**RECORDS SHOWN**:
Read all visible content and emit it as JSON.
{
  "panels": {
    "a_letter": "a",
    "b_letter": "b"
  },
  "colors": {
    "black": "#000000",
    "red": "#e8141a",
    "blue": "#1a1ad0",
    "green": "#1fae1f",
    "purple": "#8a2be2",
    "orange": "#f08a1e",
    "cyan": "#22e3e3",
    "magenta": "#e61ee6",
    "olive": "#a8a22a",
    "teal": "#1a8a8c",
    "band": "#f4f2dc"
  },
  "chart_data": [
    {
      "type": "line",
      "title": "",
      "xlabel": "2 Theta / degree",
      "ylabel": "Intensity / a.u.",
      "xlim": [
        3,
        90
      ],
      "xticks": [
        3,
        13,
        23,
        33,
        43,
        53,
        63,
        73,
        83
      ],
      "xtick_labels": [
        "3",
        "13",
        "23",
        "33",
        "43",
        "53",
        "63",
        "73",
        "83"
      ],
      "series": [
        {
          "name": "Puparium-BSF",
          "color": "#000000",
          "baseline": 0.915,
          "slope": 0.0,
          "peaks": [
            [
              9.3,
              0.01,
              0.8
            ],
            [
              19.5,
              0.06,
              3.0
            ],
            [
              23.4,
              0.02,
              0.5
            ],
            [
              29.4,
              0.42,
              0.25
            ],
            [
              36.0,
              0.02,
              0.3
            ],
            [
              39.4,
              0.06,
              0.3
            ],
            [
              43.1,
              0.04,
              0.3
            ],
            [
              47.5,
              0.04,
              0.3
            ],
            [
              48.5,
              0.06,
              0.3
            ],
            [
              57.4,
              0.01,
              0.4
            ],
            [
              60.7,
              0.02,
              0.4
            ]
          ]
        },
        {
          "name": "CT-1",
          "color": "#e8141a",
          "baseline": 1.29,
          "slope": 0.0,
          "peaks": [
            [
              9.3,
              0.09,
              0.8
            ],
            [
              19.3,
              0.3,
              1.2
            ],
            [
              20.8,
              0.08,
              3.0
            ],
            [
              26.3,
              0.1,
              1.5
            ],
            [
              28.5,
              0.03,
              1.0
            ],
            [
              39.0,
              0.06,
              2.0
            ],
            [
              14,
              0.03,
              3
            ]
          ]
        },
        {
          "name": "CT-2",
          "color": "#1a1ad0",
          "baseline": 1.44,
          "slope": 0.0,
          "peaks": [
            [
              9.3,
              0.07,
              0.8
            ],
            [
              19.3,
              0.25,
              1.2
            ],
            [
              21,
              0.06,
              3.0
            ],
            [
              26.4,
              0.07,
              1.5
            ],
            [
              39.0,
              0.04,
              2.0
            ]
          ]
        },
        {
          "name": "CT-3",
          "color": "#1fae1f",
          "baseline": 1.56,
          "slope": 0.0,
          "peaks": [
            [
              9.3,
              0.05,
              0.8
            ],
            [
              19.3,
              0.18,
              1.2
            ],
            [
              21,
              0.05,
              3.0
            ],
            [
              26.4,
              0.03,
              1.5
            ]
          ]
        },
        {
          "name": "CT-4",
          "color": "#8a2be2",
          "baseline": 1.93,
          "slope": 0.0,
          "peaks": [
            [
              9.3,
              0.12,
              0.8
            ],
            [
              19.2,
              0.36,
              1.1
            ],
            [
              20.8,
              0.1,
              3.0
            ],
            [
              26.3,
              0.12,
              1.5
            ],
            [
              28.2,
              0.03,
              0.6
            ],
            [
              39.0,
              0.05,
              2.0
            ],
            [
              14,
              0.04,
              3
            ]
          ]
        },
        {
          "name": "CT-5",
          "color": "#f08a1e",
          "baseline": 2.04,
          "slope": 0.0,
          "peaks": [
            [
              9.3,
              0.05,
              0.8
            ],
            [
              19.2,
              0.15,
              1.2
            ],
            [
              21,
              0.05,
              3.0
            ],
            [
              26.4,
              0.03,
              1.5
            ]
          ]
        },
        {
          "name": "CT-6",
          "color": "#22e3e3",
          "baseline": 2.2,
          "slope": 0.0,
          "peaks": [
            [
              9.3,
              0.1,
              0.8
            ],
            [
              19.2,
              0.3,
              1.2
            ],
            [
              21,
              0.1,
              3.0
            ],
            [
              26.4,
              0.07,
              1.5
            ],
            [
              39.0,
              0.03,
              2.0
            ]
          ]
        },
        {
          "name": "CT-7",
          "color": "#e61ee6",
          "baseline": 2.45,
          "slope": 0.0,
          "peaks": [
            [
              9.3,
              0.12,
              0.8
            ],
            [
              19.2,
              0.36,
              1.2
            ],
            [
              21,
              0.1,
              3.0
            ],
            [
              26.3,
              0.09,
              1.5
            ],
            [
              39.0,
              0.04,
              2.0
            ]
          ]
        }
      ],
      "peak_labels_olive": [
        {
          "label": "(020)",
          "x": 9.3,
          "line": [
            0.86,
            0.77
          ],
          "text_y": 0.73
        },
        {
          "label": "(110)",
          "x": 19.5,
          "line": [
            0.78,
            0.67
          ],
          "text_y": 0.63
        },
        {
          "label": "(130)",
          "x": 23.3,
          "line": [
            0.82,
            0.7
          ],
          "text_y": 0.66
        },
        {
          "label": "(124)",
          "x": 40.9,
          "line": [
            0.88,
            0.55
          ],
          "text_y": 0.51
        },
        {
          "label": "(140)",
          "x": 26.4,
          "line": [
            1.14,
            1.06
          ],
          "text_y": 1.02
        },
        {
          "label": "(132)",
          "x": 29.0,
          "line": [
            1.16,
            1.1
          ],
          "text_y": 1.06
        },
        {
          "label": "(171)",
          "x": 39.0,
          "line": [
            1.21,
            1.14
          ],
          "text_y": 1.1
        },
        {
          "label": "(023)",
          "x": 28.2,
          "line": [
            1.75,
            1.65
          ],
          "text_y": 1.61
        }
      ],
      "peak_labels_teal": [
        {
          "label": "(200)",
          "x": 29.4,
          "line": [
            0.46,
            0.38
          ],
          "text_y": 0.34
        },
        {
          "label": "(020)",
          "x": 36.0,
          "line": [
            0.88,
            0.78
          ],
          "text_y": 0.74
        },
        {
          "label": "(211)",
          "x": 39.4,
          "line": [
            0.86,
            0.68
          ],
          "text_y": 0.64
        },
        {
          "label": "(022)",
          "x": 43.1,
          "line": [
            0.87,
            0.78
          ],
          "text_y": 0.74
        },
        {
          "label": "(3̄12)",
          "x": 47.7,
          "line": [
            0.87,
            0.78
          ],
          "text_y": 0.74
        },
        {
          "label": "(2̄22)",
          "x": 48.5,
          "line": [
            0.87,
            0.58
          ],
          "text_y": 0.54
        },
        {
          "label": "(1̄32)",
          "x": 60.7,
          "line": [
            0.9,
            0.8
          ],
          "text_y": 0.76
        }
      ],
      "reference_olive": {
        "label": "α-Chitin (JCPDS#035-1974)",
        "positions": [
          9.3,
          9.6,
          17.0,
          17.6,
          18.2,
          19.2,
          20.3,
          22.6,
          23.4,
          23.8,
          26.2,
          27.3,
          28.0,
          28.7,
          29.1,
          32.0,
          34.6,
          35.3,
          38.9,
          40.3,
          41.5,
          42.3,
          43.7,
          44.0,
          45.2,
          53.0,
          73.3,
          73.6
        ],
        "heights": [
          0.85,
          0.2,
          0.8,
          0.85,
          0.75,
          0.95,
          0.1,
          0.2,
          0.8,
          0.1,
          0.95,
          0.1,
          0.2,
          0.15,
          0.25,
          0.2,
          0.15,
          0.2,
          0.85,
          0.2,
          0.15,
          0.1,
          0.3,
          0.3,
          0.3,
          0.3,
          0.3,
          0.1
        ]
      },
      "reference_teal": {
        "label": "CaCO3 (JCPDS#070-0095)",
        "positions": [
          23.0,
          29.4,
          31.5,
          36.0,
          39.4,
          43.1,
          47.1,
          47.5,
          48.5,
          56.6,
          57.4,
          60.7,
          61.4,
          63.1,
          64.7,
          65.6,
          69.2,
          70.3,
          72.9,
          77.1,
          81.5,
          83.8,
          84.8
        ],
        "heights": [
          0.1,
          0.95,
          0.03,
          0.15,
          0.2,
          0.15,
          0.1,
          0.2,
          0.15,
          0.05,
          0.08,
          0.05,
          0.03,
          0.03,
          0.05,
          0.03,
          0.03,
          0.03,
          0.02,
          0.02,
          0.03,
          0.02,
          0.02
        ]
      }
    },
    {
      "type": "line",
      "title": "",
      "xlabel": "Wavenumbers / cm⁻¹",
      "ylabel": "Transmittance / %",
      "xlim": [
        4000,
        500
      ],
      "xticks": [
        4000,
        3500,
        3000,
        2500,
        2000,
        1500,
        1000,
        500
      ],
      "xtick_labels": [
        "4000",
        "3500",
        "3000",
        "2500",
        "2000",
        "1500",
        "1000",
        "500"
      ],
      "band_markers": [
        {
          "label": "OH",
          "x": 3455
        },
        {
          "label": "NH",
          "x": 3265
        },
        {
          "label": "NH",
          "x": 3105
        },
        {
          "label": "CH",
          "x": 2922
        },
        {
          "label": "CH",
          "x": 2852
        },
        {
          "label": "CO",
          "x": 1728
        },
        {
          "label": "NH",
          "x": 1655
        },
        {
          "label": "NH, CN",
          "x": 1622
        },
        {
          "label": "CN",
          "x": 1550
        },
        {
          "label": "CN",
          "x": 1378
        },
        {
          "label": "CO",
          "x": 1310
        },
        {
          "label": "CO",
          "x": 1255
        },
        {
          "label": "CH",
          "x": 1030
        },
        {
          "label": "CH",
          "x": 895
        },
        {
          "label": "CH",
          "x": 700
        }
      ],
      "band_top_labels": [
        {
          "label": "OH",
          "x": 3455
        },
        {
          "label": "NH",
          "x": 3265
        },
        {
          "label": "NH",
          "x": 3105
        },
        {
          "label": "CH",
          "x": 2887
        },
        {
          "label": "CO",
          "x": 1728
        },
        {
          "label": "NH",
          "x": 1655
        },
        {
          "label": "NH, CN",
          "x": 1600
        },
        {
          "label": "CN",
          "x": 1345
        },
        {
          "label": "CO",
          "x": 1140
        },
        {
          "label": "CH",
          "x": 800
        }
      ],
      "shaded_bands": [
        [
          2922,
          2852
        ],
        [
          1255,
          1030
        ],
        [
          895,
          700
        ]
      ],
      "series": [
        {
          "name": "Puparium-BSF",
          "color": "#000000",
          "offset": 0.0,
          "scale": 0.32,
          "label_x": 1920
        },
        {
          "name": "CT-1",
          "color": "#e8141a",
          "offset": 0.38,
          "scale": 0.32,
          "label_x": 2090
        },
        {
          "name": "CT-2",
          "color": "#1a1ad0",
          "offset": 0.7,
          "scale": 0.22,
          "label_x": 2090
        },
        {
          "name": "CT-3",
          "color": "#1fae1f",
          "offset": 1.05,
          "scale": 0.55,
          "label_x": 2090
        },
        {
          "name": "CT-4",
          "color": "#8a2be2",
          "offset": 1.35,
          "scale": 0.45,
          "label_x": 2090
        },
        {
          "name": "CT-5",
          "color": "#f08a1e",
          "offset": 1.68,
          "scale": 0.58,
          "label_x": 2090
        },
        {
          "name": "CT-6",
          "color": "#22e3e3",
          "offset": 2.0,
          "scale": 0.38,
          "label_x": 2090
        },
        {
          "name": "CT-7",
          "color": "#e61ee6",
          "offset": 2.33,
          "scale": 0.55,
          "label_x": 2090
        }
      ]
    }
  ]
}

**TASK DIRECTIONS**: Copy out all lines where the word "JCPDS" appears.

**SOLUTION TO THIS PROBLEM**:
        "label": "α-Chitin (JCPDS#035-1974)",
        "label": "CaCO3 (JCPDS#070-0095)",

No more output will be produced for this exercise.